*** Provided data

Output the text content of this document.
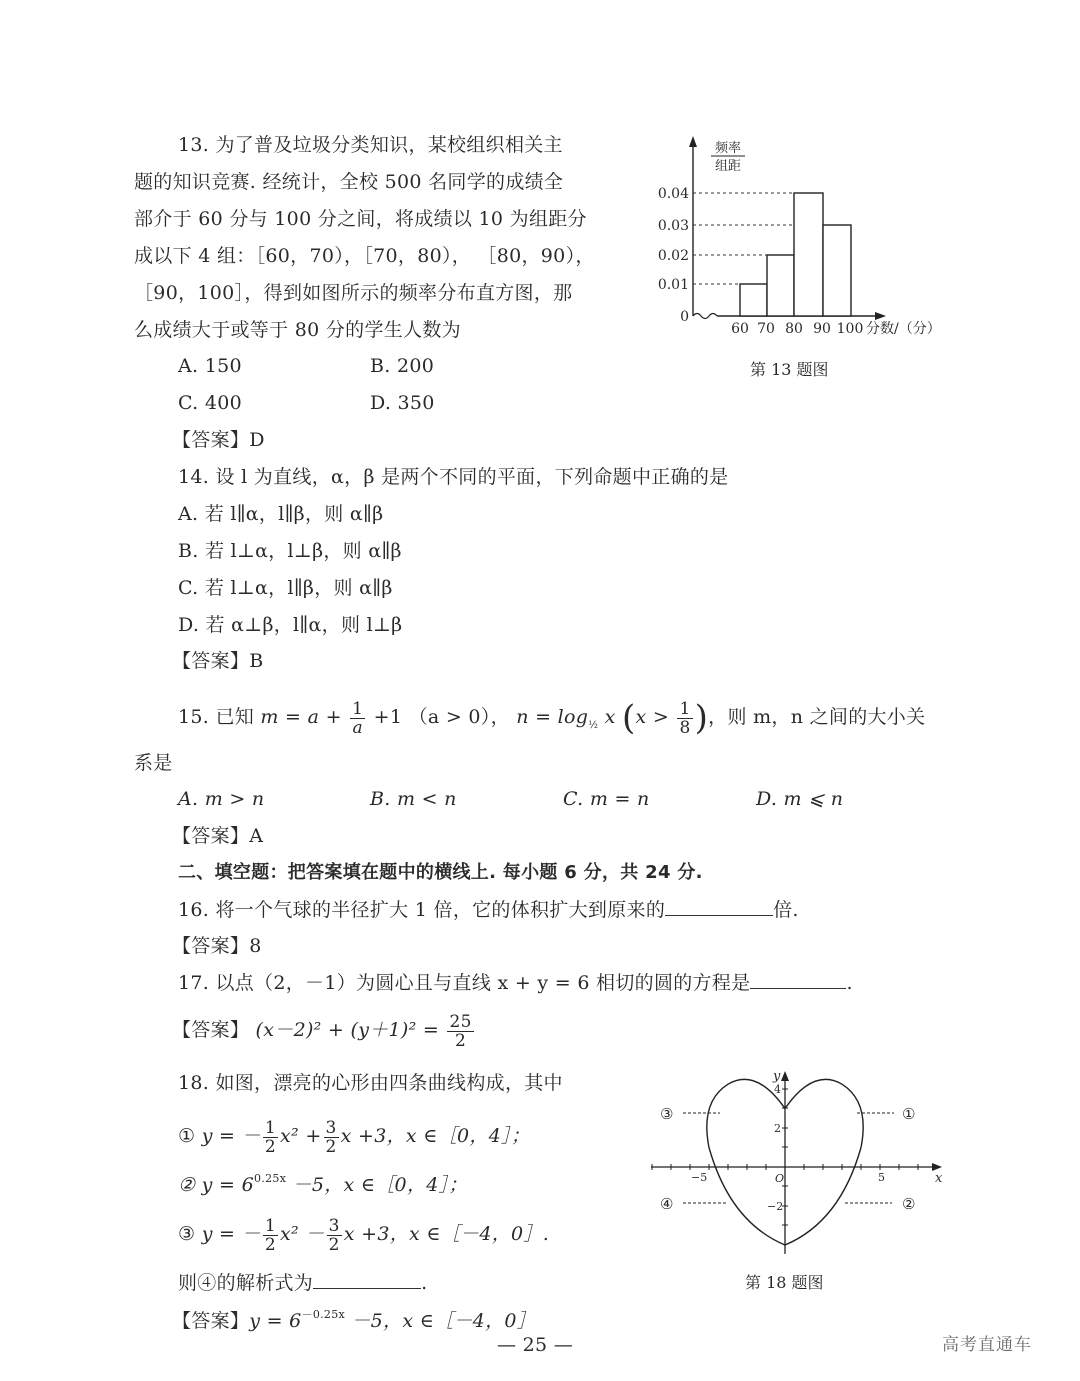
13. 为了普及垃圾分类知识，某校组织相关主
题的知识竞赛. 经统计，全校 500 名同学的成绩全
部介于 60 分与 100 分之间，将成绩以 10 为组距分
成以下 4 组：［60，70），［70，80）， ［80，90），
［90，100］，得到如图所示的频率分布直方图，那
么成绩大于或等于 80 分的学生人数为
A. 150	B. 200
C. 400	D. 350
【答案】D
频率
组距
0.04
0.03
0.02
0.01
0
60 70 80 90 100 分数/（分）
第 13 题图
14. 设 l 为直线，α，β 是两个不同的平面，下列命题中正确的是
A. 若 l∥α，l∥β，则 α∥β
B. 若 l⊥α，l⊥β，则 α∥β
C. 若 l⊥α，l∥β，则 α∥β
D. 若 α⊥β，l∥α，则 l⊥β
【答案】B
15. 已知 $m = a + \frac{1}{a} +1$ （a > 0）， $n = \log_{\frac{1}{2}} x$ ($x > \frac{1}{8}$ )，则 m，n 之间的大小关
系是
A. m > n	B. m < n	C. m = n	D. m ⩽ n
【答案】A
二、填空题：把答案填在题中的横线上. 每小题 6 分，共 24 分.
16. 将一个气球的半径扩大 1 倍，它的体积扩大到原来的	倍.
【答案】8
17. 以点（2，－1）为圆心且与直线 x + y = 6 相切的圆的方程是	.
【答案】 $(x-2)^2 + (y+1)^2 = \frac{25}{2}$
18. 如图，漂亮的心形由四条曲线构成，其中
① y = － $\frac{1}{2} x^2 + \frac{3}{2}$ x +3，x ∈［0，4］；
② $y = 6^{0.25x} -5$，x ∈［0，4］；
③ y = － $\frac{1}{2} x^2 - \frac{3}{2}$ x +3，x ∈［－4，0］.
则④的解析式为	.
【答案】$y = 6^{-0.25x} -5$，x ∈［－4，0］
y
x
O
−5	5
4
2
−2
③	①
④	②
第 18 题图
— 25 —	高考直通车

******
*** Provided data

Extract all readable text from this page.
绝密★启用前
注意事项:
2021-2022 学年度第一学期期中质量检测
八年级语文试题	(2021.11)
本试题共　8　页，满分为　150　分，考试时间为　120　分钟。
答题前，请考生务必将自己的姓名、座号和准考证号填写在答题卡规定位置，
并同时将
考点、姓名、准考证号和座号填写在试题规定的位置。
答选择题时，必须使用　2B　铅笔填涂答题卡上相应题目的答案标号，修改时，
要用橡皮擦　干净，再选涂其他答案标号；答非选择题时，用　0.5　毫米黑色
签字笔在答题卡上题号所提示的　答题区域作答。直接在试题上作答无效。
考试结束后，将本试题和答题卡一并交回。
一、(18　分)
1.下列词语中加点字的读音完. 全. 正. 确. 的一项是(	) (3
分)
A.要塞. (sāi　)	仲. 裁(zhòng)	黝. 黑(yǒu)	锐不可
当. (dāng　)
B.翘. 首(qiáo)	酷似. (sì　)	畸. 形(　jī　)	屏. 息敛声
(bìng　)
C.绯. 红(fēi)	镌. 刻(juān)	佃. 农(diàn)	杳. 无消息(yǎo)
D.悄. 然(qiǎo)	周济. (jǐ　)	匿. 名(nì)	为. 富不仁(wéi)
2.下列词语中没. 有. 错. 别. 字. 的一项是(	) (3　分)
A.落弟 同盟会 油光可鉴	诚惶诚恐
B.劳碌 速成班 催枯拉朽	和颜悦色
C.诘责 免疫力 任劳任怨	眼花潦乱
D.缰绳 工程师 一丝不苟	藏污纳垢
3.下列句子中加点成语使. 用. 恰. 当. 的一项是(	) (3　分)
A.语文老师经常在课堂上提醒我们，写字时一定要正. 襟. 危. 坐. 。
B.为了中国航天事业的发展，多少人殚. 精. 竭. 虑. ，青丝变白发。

******

What the exercise asks ▸
List every line from the entries above in which "的一项是" appears.

Right answer ▸
1.下列词语中加点字的读音完. 全. 正. 确. 的一项是(	) (3
2.下列词语中没. 有. 错. 别. 字. 的一项是(	) (3　分)
3.下列句子中加点成语使. 用. 恰. 当. 的一项是(	) (3　分)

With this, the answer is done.